## SUPPLIED MATERIAL
☆ ☆ ☆ ☆

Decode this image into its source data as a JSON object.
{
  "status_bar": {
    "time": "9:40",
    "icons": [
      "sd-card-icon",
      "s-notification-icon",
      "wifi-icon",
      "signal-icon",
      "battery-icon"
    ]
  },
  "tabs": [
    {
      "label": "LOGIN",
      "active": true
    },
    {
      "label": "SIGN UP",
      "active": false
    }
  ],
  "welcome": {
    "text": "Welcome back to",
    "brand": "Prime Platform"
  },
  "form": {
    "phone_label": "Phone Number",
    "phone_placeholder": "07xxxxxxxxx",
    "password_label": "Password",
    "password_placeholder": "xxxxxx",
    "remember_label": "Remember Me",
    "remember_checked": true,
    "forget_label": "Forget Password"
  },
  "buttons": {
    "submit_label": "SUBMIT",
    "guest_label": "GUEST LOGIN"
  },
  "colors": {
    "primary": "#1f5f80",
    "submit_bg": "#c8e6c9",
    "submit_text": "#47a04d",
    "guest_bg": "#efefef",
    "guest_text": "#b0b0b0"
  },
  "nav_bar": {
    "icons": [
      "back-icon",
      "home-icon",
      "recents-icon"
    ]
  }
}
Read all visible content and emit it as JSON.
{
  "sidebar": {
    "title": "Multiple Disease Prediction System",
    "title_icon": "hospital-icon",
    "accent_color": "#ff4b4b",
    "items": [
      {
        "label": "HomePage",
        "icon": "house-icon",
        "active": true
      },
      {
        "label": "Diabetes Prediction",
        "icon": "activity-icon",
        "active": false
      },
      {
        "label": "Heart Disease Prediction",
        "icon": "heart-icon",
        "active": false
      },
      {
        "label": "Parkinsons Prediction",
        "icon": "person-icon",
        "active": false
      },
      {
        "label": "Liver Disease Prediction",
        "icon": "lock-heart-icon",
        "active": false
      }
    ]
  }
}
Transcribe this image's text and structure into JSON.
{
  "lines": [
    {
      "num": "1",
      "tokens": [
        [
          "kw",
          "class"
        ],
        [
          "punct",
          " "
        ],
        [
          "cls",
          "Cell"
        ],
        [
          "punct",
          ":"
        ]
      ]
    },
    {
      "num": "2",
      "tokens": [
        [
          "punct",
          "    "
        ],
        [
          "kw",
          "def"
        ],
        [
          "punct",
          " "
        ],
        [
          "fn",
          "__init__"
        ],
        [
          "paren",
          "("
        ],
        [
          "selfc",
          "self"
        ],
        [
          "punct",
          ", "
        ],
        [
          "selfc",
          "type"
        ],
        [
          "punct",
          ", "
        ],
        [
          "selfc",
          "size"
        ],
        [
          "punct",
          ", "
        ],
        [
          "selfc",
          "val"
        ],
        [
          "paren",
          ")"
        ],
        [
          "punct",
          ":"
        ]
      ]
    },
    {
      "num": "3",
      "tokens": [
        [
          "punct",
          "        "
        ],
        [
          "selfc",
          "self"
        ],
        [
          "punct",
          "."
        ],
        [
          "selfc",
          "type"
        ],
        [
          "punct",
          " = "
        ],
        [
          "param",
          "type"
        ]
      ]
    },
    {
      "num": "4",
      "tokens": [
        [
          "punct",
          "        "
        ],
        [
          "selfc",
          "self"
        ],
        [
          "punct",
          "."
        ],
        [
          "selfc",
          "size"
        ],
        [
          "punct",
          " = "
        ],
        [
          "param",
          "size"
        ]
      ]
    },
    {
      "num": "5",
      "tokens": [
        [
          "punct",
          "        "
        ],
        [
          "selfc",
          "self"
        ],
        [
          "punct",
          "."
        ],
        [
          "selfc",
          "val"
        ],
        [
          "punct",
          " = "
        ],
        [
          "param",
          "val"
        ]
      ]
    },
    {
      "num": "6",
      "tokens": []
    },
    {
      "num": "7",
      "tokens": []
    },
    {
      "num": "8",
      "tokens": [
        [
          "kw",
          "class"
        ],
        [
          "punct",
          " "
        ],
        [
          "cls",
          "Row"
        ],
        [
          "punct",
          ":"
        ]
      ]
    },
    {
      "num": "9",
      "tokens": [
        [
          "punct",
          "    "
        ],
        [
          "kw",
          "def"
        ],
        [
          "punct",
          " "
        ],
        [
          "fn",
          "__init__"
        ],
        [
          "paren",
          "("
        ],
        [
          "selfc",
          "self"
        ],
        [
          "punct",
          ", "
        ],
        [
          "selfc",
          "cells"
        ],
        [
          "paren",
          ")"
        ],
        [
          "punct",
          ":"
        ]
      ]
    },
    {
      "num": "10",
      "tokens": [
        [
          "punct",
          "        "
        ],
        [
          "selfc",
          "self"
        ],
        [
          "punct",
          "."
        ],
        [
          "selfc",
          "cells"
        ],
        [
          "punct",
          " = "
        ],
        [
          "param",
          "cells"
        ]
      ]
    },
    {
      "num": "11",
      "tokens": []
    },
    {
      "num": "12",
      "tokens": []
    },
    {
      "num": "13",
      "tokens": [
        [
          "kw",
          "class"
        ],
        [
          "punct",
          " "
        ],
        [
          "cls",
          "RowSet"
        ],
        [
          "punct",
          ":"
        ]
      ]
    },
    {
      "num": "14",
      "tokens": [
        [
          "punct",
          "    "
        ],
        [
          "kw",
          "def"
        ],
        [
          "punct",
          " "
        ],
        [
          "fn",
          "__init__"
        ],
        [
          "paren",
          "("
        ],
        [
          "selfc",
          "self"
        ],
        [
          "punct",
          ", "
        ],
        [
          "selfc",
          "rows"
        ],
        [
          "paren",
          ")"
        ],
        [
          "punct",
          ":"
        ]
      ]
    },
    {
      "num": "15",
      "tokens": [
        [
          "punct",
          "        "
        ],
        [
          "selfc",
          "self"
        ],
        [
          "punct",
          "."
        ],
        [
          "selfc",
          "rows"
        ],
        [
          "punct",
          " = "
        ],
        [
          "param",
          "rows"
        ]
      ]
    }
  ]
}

☆ ☆ ☆ ☆

## EXERCISE TASK
Search the listing for the word "this". Copy every line in which it occurs.

## CORRECT RESULT
Decode this image into its source data as a JSON object.
Transcribe this image's text and structure into JSON.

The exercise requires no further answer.